Find the lines holding the string "JSON" in the data, then copy all of them.
⟨
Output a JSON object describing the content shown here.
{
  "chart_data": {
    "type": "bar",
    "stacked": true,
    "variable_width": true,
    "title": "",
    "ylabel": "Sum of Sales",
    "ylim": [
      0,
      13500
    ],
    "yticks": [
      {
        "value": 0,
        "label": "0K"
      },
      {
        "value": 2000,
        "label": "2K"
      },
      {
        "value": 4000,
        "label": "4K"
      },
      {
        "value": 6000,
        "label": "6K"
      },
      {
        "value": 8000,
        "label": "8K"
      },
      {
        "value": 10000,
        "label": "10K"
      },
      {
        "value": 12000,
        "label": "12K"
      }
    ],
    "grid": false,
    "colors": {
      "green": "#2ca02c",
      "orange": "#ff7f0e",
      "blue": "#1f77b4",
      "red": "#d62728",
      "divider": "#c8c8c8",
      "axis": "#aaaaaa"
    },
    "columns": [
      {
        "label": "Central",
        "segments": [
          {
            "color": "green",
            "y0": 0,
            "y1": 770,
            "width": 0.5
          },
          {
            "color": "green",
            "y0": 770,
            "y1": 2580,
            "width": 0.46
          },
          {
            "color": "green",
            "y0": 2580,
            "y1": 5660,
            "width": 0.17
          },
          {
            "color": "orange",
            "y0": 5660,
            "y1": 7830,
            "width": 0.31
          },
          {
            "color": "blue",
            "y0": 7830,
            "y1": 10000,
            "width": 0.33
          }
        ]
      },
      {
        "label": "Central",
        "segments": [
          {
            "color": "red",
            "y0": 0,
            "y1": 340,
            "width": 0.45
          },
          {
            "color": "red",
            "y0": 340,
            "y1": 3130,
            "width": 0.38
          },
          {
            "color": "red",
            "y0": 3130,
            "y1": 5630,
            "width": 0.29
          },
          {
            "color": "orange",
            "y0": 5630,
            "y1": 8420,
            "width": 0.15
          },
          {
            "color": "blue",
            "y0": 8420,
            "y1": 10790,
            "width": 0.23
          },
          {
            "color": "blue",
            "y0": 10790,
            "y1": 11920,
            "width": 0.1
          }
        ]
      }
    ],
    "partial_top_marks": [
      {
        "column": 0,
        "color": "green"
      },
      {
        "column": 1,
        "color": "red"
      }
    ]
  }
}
⟩
⟨
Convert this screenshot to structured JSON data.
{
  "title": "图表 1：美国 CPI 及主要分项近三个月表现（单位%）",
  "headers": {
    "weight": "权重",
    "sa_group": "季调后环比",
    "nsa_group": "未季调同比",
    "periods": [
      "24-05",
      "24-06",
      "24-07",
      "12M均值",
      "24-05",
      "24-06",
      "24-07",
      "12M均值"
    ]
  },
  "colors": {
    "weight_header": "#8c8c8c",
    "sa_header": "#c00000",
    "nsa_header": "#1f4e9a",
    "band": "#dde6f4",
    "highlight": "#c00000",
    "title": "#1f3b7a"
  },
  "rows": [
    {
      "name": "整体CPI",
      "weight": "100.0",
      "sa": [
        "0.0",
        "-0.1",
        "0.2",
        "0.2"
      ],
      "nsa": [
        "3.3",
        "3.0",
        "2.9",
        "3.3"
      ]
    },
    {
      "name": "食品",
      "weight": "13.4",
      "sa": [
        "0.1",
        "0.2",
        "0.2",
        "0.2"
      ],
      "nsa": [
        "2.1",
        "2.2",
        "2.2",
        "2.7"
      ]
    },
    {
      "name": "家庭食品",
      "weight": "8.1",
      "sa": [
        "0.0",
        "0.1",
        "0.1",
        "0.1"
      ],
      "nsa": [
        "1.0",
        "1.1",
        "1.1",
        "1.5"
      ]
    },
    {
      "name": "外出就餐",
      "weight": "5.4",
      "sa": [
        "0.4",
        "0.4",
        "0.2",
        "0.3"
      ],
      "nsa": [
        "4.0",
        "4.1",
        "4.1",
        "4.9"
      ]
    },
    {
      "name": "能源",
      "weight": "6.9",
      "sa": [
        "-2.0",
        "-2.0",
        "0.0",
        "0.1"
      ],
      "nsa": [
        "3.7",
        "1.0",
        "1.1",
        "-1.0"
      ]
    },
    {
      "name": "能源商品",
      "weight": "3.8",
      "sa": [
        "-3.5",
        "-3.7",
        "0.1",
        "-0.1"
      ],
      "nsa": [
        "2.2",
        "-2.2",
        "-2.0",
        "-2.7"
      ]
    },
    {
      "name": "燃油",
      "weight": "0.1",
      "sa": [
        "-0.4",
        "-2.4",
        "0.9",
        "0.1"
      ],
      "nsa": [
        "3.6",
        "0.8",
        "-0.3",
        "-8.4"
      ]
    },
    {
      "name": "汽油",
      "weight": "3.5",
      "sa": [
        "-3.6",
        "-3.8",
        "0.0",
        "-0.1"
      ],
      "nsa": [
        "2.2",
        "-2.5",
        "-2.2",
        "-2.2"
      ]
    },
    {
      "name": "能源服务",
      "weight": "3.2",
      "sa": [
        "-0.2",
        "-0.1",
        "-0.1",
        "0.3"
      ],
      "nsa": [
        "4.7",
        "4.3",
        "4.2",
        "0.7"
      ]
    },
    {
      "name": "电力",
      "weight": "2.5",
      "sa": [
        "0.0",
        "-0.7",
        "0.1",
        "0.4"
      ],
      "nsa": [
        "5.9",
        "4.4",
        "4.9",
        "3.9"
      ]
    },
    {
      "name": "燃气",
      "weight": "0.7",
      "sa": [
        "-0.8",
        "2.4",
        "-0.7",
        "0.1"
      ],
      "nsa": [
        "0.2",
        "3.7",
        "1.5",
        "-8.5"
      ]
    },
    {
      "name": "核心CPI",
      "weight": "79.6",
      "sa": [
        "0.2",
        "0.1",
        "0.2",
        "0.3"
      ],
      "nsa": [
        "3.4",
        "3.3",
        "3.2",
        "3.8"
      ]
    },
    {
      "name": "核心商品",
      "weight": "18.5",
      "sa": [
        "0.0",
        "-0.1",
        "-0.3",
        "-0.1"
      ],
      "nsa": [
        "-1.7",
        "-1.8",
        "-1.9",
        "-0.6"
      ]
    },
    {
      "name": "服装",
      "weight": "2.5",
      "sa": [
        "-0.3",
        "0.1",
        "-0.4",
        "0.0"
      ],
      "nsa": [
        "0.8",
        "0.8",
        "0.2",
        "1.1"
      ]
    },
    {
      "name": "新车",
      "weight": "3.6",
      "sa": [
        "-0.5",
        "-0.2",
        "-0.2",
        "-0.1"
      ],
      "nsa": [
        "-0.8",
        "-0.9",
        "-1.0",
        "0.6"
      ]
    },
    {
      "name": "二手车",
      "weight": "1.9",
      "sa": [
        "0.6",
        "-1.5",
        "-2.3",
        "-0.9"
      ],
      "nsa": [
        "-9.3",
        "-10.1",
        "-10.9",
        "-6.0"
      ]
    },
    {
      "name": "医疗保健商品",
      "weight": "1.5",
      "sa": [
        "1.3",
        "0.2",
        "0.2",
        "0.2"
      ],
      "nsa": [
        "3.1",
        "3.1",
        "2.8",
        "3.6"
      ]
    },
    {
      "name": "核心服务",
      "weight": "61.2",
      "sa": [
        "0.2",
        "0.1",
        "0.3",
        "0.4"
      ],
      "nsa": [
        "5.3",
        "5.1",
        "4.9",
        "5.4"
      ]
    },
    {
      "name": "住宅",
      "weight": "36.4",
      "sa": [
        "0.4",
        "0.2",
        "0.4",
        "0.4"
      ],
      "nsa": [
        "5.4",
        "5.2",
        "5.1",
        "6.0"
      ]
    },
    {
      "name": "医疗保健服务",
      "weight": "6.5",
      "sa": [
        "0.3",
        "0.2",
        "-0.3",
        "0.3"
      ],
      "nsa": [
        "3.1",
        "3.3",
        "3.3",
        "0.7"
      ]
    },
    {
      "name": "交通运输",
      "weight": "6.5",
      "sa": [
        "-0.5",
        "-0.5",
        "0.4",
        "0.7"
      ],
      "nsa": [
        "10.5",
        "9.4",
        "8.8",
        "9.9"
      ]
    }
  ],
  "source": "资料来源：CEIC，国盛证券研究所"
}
⟩
• _ANSWER TO THIS TASK_:
Output a JSON object describing the content shown here.
Convert this screenshot to structured JSON data.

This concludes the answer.